◆ GOAL OF THE EXERCISE: Change every occurrence of "Lost or Cancelled Leads" to "Lost Leads" in the records below, leaving every other character as it is. Reproduce all the records with this change, but omit the pictures.

Image layout annotations
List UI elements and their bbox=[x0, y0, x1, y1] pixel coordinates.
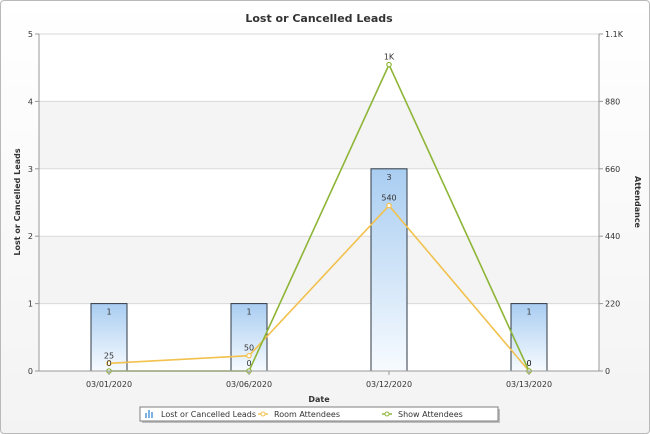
bar-data-label: 1 bbox=[246, 308, 251, 317]
y-tick-label: 5 bbox=[28, 30, 33, 39]
x-tick-label: 03/13/2020 bbox=[506, 380, 552, 389]
bar-data-label: 1 bbox=[106, 308, 111, 317]
legend-swatch-bar bbox=[148, 410, 150, 418]
y2-tick-label: 660 bbox=[605, 165, 620, 174]
y2-tick-label: 880 bbox=[605, 97, 620, 106]
y-tick-label: 3 bbox=[28, 165, 33, 174]
line-data-label: 540 bbox=[381, 194, 396, 203]
line-data-label: 50 bbox=[244, 344, 254, 353]
plot-band bbox=[39, 34, 599, 102]
legend-swatch-bar bbox=[151, 412, 153, 418]
line-point bbox=[246, 352, 252, 359]
x-tick-label: 03/01/2020 bbox=[86, 380, 132, 389]
line-data-label: 25 bbox=[104, 351, 114, 360]
line-data-label: 0 bbox=[106, 359, 111, 368]
y2-tick-label: 1.1K bbox=[605, 30, 624, 39]
bar bbox=[90, 303, 128, 372]
legend-label: Room Attendees bbox=[274, 410, 340, 419]
legend-swatch-bar bbox=[145, 413, 147, 418]
plot-band bbox=[39, 236, 599, 304]
line-data-label: 0 bbox=[246, 359, 251, 368]
legend-box bbox=[139, 406, 499, 422]
y-tick-label: 1 bbox=[28, 300, 33, 309]
plot-band bbox=[39, 101, 599, 169]
bar-data-label: 1 bbox=[526, 308, 531, 317]
x-axis-title: Date bbox=[308, 395, 330, 404]
line-point bbox=[106, 360, 112, 367]
legend-label: Lost or Cancelled Leads bbox=[161, 410, 256, 419]
legend-swatch-marker bbox=[260, 411, 266, 417]
chart-title: Lost or Cancelled Leads bbox=[245, 12, 393, 25]
legend-swatch-marker bbox=[384, 411, 390, 417]
series-line bbox=[108, 204, 530, 372]
plot-band bbox=[39, 168, 599, 237]
y2-tick-label: 0 bbox=[605, 367, 610, 376]
line-data-label: 1K bbox=[384, 53, 395, 62]
legend-label: Show Attendees bbox=[398, 410, 463, 419]
x-tick-label: 03/06/2020 bbox=[226, 380, 272, 389]
bar bbox=[370, 168, 408, 372]
line-point bbox=[386, 202, 392, 209]
line-point bbox=[386, 61, 392, 68]
y-tick-label: 0 bbox=[28, 367, 33, 376]
bar bbox=[510, 303, 548, 372]
chart-legend: Lost or Cancelled Leads Room Attendees Sho… bbox=[139, 406, 500, 423]
y2-axis-title: Attendance bbox=[633, 176, 642, 229]
plot-band bbox=[39, 303, 599, 371]
y-axis-title: Lost or Cancelled Leads bbox=[13, 148, 22, 255]
y-tick-label: 4 bbox=[28, 97, 33, 106]
line-data-label: 0 bbox=[526, 359, 531, 368]
y2-tick-label: 440 bbox=[605, 232, 620, 241]
x-tick-label: 03/12/2020 bbox=[366, 380, 412, 389]
line-data-label: 0 bbox=[526, 359, 531, 368]
y2-tick-label: 220 bbox=[605, 300, 620, 309]
bar-data-label: 3 bbox=[386, 173, 391, 182]
y-tick-label: 2 bbox=[28, 232, 33, 241]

◆ REPLY TO THE TASK:
List UI elements and their bbox=[x0, y0, x1, y1] pixel coordinates.
bar-data-label: 1 bbox=[246, 308, 251, 317]
y-tick-label: 5 bbox=[28, 30, 33, 39]
x-tick-label: 03/13/2020 bbox=[506, 380, 552, 389]
bar-data-label: 1 bbox=[106, 308, 111, 317]
legend-swatch-bar bbox=[148, 410, 150, 418]
y2-tick-label: 660 bbox=[605, 165, 620, 174]
y2-tick-label: 880 bbox=[605, 97, 620, 106]
y-tick-label: 3 bbox=[28, 165, 33, 174]
line-data-label: 540 bbox=[381, 194, 396, 203]
line-data-label: 50 bbox=[244, 344, 254, 353]
plot-band bbox=[39, 34, 599, 102]
legend-swatch-bar bbox=[151, 412, 153, 418]
line-point bbox=[246, 352, 252, 359]
x-tick-label: 03/01/2020 bbox=[86, 380, 132, 389]
line-data-label: 25 bbox=[104, 351, 114, 360]
line-data-label: 0 bbox=[106, 359, 111, 368]
y2-tick-label: 1.1K bbox=[605, 30, 624, 39]
bar bbox=[90, 303, 128, 372]
legend-label: Room Attendees bbox=[274, 410, 340, 419]
legend-swatch-bar bbox=[145, 413, 147, 418]
plot-band bbox=[39, 236, 599, 304]
line-data-label: 0 bbox=[246, 359, 251, 368]
legend-box bbox=[139, 406, 499, 422]
y-tick-label: 1 bbox=[28, 300, 33, 309]
plot-band bbox=[39, 101, 599, 169]
bar-data-label: 1 bbox=[526, 308, 531, 317]
x-axis-title: Date bbox=[308, 395, 330, 404]
line-point bbox=[106, 360, 112, 367]
legend-label: Lost Leads bbox=[161, 410, 256, 419]
legend-swatch-marker bbox=[260, 411, 266, 417]
chart-title: Lost Leads bbox=[245, 12, 393, 25]
legend-swatch-marker bbox=[384, 411, 390, 417]
series-line bbox=[108, 204, 530, 372]
plot-band bbox=[39, 168, 599, 237]
y2-tick-label: 0 bbox=[605, 367, 610, 376]
line-data-label: 1K bbox=[384, 53, 395, 62]
legend-label: Show Attendees bbox=[398, 410, 463, 419]
x-tick-label: 03/06/2020 bbox=[226, 380, 272, 389]
bar bbox=[370, 168, 408, 372]
line-point bbox=[386, 202, 392, 209]
line-point bbox=[386, 61, 392, 68]
y-tick-label: 0 bbox=[28, 367, 33, 376]
bar bbox=[510, 303, 548, 372]
chart-legend: Lost Leads Room Attendees Sho… bbox=[139, 406, 500, 423]
y2-axis-title: Attendance bbox=[633, 176, 642, 229]
plot-band bbox=[39, 303, 599, 371]
y-axis-title: Lost Leads bbox=[13, 148, 22, 255]
y-tick-label: 4 bbox=[28, 97, 33, 106]
line-data-label: 0 bbox=[526, 359, 531, 368]
y2-tick-label: 440 bbox=[605, 232, 620, 241]
x-tick-label: 03/12/2020 bbox=[366, 380, 412, 389]
line-data-label: 0 bbox=[526, 359, 531, 368]
y2-tick-label: 220 bbox=[605, 300, 620, 309]
bar-data-label: 3 bbox=[386, 173, 391, 182]
y-tick-label: 2 bbox=[28, 232, 33, 241]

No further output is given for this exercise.